Task instructions :: Which lines hold the word "this"? Show each of them.

Provided data ::
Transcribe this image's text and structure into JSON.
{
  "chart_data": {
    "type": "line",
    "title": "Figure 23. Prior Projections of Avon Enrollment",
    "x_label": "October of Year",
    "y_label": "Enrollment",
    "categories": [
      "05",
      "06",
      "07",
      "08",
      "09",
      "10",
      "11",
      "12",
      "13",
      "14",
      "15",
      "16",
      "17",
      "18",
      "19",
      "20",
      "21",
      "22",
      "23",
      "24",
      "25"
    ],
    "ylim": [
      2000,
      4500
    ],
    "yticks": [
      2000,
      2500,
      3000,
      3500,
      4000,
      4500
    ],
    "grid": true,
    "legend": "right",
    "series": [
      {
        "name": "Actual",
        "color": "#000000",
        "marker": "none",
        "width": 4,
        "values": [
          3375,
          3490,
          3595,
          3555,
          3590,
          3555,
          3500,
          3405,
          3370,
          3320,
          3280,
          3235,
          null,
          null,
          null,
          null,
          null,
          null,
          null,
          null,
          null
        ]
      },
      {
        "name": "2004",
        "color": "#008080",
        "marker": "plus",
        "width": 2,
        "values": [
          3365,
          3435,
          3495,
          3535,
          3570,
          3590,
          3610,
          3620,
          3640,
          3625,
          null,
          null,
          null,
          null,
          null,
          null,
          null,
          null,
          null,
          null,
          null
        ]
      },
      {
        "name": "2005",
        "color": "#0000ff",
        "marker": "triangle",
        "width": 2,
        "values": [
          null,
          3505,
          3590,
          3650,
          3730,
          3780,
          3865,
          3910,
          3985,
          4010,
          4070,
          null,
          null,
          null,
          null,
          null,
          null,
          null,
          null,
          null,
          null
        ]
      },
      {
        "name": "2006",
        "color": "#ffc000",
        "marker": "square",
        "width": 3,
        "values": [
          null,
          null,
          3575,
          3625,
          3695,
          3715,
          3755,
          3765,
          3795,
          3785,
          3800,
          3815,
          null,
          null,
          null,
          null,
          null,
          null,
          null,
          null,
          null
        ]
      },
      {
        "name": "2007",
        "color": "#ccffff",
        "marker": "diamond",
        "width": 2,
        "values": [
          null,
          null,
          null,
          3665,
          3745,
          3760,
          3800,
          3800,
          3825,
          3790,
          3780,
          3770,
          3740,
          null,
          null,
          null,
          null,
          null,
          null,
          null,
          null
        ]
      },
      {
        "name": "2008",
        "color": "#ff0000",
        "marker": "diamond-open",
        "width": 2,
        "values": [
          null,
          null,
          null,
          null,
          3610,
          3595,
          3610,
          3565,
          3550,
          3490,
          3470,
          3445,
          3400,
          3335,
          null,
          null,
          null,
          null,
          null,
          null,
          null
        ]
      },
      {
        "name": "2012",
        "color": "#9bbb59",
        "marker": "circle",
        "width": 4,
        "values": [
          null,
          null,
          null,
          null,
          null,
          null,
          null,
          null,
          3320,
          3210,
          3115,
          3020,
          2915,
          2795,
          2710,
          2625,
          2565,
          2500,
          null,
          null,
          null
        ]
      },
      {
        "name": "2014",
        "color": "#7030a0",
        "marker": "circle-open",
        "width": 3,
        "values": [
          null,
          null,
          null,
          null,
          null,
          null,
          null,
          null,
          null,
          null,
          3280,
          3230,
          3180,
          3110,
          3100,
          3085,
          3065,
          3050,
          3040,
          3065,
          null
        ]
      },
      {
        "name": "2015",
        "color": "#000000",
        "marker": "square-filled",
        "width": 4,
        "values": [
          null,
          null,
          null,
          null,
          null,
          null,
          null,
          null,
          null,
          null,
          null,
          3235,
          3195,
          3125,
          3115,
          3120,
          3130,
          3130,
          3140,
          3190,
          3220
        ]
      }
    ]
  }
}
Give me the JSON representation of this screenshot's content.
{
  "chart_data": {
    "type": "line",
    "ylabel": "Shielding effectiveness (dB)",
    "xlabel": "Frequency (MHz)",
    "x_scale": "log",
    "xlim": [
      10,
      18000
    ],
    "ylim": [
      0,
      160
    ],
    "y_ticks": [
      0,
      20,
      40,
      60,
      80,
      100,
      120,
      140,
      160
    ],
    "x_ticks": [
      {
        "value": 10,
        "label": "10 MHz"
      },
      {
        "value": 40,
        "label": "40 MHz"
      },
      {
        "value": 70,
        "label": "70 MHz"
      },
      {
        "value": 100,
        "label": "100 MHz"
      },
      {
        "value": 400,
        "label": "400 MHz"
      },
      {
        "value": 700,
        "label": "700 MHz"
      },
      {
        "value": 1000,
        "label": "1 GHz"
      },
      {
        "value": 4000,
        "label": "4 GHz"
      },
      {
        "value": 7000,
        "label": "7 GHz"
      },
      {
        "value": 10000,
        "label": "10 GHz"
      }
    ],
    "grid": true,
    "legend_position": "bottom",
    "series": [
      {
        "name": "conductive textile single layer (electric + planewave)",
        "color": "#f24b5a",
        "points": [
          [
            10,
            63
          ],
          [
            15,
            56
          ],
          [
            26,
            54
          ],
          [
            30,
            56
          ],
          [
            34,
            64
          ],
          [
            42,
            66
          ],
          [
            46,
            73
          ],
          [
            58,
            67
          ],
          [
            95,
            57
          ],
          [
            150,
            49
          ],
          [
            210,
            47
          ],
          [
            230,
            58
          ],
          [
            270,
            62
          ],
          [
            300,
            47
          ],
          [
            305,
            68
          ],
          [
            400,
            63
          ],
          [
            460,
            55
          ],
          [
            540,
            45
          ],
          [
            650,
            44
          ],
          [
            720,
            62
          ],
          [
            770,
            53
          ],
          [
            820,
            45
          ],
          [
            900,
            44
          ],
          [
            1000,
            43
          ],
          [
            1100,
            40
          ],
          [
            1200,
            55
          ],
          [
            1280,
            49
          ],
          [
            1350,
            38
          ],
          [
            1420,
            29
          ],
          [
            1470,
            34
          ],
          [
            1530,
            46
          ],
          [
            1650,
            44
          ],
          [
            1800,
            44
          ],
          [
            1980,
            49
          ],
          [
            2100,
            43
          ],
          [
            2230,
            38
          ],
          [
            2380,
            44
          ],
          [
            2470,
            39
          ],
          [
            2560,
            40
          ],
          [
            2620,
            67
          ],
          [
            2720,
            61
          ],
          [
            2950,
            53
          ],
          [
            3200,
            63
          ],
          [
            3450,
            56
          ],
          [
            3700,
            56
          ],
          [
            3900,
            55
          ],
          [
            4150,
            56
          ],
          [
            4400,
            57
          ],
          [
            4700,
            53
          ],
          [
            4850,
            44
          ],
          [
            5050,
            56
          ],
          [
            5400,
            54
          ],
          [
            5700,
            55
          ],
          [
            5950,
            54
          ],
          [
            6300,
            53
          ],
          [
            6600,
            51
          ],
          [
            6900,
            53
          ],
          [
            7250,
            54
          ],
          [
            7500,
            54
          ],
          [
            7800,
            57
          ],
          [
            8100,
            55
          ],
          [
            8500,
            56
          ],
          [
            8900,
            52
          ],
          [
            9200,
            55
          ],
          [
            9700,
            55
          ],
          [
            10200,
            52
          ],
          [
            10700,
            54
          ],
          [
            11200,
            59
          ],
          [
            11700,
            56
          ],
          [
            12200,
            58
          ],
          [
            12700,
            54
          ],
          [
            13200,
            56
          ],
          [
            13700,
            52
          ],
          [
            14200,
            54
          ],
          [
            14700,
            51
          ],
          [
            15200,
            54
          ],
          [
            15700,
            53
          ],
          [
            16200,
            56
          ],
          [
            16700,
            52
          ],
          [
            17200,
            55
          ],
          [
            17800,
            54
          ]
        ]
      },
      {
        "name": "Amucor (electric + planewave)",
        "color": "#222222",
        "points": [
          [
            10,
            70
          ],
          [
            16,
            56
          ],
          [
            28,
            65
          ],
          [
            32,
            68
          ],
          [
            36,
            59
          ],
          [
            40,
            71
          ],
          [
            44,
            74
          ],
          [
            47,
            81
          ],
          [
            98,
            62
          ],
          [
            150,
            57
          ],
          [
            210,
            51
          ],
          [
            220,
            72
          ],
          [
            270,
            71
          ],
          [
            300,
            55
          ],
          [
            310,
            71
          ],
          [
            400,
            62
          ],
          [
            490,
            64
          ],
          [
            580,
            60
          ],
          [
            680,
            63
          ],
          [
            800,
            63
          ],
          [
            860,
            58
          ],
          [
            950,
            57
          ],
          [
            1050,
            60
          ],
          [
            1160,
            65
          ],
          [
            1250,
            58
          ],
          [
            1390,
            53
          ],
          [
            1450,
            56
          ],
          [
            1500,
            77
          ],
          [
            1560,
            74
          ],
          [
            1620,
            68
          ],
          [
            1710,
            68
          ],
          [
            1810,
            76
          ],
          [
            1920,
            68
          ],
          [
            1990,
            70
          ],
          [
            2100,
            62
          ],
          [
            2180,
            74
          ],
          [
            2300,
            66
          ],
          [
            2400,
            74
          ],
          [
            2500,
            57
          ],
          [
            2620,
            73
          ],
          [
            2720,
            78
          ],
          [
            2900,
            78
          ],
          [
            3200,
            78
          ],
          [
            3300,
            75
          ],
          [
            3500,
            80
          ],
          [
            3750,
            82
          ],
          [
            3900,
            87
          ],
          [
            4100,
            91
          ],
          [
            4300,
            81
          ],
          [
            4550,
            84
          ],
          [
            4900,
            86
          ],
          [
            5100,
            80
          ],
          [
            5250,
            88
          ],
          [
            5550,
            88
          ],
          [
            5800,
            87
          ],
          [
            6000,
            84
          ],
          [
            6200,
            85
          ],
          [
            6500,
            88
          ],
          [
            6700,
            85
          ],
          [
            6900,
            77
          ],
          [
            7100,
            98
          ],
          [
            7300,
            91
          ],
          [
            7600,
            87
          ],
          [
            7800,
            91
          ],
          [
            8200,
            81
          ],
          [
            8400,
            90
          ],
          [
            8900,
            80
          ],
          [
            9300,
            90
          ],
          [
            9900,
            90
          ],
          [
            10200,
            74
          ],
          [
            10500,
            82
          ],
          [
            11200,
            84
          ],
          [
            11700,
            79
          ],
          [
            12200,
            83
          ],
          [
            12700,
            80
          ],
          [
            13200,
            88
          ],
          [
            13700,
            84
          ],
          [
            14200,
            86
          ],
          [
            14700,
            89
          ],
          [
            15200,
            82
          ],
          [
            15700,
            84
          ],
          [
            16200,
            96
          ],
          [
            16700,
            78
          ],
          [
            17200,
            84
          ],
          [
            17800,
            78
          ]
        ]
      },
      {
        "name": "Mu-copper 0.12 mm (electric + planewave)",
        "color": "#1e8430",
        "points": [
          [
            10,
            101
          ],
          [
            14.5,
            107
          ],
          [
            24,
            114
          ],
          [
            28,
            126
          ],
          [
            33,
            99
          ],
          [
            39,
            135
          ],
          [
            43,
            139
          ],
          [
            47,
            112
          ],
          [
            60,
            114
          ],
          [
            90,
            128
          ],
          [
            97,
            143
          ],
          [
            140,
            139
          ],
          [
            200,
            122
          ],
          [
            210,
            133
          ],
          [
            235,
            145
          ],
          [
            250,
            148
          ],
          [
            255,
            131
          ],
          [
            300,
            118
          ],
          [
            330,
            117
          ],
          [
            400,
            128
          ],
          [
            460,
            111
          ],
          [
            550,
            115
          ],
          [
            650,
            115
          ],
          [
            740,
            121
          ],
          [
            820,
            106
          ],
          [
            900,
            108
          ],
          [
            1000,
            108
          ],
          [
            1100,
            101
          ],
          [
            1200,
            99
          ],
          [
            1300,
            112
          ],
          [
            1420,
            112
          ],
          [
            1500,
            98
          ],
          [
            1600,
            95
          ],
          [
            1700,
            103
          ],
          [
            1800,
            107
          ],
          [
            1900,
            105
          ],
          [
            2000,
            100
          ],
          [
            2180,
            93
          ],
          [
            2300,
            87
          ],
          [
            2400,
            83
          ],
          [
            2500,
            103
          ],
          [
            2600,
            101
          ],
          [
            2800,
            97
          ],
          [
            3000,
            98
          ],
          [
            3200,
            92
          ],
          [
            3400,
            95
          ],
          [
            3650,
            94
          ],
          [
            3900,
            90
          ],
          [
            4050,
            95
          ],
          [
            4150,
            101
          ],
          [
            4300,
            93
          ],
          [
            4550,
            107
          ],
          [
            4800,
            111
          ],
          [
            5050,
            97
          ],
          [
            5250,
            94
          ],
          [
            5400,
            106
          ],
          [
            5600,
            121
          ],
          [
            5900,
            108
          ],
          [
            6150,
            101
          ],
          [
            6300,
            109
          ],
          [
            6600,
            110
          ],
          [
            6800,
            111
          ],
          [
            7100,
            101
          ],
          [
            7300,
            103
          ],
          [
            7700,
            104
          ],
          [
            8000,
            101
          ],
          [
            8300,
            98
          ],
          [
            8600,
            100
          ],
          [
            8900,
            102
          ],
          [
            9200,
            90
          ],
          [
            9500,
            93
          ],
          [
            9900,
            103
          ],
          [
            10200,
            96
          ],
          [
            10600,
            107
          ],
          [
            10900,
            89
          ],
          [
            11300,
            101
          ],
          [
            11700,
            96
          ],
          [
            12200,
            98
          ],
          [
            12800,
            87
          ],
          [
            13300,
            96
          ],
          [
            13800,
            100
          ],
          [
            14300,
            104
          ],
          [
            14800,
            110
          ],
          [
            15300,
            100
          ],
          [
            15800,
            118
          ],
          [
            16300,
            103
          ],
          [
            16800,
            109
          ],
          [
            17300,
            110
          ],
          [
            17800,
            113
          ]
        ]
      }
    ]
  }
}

Final answer ::
Transcribe this image's text and structure into JSON.
Give me the JSON representation of this screenshot's content.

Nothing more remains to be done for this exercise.